WHAT TO WORK ON:
Render the lines of the items as a JSON array of strings, starting at the first line and ending at the line that contains "legend-label: BDE153 — [561, 504, 614, 520]", with both included. Use one string per line and omit blank lines.

--- start DATA LISTING ---

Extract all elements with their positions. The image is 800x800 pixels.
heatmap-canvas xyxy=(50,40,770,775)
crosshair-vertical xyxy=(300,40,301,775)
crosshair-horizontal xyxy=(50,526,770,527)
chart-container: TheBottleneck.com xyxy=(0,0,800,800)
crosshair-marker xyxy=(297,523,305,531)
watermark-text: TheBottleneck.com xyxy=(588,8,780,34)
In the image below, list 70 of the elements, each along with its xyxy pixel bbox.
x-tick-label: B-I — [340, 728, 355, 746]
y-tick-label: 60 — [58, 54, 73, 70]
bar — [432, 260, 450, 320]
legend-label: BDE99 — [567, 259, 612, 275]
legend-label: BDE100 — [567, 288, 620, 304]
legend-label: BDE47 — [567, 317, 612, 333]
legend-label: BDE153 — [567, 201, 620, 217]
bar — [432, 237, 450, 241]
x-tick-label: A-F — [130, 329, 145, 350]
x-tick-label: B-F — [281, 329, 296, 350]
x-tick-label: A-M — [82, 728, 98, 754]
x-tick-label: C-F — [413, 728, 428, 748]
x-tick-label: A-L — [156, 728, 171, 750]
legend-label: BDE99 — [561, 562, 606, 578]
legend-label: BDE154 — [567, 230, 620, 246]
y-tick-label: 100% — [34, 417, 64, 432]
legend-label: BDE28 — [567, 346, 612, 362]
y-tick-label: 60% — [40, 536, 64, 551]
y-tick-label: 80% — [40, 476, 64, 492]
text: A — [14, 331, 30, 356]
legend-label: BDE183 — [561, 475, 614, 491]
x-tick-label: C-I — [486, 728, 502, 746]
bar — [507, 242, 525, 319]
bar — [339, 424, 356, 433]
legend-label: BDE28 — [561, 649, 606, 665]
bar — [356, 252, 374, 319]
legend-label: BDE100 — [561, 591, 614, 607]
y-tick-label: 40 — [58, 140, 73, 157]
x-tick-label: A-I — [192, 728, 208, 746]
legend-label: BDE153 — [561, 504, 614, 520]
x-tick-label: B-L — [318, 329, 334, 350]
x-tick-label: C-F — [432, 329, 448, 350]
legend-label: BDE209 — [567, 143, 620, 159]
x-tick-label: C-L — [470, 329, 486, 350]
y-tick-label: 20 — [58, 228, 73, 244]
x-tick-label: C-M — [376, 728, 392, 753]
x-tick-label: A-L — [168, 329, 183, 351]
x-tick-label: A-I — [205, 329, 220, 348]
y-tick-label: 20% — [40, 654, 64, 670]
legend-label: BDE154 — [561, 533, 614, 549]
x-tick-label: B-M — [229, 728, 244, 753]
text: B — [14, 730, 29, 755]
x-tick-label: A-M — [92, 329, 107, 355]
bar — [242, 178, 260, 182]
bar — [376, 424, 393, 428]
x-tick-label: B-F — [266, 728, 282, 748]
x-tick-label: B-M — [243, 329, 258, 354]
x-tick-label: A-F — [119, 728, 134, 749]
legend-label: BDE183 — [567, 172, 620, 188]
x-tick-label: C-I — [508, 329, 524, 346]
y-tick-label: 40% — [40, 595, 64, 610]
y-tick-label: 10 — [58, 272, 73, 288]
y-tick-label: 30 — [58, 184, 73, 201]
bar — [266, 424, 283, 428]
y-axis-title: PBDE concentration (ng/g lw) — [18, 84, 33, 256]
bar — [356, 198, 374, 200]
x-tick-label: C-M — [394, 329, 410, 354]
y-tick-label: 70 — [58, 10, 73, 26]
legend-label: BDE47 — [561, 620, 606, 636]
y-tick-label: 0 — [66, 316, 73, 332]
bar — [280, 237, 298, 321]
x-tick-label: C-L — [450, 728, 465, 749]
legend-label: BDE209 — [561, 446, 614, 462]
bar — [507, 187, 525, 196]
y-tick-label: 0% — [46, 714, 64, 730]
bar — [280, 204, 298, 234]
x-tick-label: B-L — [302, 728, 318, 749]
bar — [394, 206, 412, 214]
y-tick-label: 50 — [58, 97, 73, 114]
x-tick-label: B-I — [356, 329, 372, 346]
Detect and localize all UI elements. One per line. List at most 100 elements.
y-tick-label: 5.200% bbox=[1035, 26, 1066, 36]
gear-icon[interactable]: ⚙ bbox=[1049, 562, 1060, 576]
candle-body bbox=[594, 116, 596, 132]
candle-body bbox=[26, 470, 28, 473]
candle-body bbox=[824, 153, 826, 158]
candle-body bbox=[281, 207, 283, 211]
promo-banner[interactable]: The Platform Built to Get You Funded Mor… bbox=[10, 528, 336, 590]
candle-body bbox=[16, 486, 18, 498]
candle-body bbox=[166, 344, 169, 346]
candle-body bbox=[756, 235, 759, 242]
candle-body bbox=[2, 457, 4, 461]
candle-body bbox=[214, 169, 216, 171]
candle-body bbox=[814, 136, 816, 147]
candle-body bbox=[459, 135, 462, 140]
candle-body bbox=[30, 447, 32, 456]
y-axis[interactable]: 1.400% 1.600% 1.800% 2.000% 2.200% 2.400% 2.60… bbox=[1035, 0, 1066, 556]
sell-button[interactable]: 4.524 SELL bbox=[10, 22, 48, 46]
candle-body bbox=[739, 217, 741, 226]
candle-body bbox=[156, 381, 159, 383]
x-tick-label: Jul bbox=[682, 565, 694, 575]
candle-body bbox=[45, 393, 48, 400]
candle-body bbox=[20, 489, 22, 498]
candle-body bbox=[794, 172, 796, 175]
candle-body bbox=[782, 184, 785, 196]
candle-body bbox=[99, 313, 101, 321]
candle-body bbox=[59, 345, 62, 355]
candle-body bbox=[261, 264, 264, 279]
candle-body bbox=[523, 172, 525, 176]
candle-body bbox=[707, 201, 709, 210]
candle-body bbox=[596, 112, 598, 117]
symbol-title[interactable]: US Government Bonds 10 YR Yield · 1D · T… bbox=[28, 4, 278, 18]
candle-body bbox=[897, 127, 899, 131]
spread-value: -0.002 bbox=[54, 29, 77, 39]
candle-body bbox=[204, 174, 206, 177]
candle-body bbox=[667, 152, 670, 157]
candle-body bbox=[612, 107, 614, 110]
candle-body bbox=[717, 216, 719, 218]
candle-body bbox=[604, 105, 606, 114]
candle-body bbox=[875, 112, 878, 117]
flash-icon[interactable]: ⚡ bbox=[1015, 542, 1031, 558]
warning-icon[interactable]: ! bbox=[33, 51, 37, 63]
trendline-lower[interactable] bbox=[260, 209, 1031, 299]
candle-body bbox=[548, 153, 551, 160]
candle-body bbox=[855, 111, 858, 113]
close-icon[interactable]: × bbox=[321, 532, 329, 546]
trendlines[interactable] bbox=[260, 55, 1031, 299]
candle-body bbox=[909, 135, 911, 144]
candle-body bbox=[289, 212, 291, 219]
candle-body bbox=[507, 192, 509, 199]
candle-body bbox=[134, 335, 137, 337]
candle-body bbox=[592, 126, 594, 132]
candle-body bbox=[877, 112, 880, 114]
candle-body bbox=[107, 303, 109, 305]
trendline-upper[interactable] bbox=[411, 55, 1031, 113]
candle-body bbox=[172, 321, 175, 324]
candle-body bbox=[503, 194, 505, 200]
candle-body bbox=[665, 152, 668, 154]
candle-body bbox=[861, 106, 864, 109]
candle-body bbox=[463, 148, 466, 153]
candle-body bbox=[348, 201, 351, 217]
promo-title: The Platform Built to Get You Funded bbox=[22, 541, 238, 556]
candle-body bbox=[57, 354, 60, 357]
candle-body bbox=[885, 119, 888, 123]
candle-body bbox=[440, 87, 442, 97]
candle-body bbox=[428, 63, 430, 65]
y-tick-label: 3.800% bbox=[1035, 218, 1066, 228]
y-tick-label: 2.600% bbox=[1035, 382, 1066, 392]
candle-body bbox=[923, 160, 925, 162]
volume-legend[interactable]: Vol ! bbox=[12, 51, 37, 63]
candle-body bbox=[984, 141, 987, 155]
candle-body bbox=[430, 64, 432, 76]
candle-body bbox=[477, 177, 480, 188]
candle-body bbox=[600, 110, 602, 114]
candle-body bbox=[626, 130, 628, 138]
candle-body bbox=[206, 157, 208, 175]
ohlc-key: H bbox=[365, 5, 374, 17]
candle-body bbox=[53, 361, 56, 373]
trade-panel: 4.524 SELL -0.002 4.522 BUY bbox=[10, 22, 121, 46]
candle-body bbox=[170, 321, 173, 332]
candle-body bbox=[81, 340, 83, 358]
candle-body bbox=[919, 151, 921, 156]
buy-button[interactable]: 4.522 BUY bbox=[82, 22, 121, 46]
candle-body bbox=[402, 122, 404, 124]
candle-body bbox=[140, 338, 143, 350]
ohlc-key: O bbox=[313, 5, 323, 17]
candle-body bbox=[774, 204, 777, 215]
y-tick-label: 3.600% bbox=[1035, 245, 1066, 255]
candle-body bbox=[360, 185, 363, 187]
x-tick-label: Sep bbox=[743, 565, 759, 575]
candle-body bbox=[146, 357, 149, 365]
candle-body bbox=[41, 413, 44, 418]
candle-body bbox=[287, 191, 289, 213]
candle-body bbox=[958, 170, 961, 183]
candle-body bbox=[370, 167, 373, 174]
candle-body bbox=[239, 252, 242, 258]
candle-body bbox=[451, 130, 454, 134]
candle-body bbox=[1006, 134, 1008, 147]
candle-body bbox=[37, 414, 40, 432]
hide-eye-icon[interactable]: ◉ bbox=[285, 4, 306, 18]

--- end DATA LISTING ---

ANSWER TO THE EXERCISE:
[
  "Extract all elements with their positions. The image is 800x800 pixels.",
  "heatmap-canvas xyxy=(50,40,770,775)",
  "crosshair-vertical xyxy=(300,40,301,775)",
  "crosshair-horizontal xyxy=(50,526,770,527)",
  "chart-container: TheBottleneck.com xyxy=(0,0,800,800)",
  "crosshair-marker xyxy=(297,523,305,531)",
  "watermark-text: TheBottleneck.com xyxy=(588,8,780,34)",
  "In the image below, list 70 of the elements, each along with its xyxy pixel bbox.",
  "x-tick-label: B-I — [340, 728, 355, 746]",
  "y-tick-label: 60 — [58, 54, 73, 70]",
  "bar — [432, 260, 450, 320]",
  "legend-label: BDE99 — [567, 259, 612, 275]",
  "legend-label: BDE100 — [567, 288, 620, 304]",
  "legend-label: BDE47 — [567, 317, 612, 333]",
  "legend-label: BDE153 — [567, 201, 620, 217]",
  "bar — [432, 237, 450, 241]",
  "x-tick-label: A-F — [130, 329, 145, 350]",
  "x-tick-label: B-F — [281, 329, 296, 350]",
  "x-tick-label: A-M — [82, 728, 98, 754]",
  "x-tick-label: C-F — [413, 728, 428, 748]",
  "x-tick-label: A-L — [156, 728, 171, 750]",
  "legend-label: BDE99 — [561, 562, 606, 578]",
  "legend-label: BDE154 — [567, 230, 620, 246]",
  "y-tick-label: 100% — [34, 417, 64, 432]",
  "legend-label: BDE28 — [567, 346, 612, 362]",
  "y-tick-label: 60% — [40, 536, 64, 551]",
  "y-tick-label: 80% — [40, 476, 64, 492]",
  "text: A — [14, 331, 30, 356]",
  "legend-label: BDE183 — [561, 475, 614, 491]",
  "x-tick-label: C-I — [486, 728, 502, 746]",
  "bar — [507, 242, 525, 319]",
  "bar — [339, 424, 356, 433]",
  "legend-label: BDE28 — [561, 649, 606, 665]",
  "bar — [356, 252, 374, 319]",
  "legend-label: BDE100 — [561, 591, 614, 607]",
  "y-tick-label: 40 — [58, 140, 73, 157]",
  "x-tick-label: A-I — [192, 728, 208, 746]",
  "legend-label: BDE153 — [561, 504, 614, 520]"
]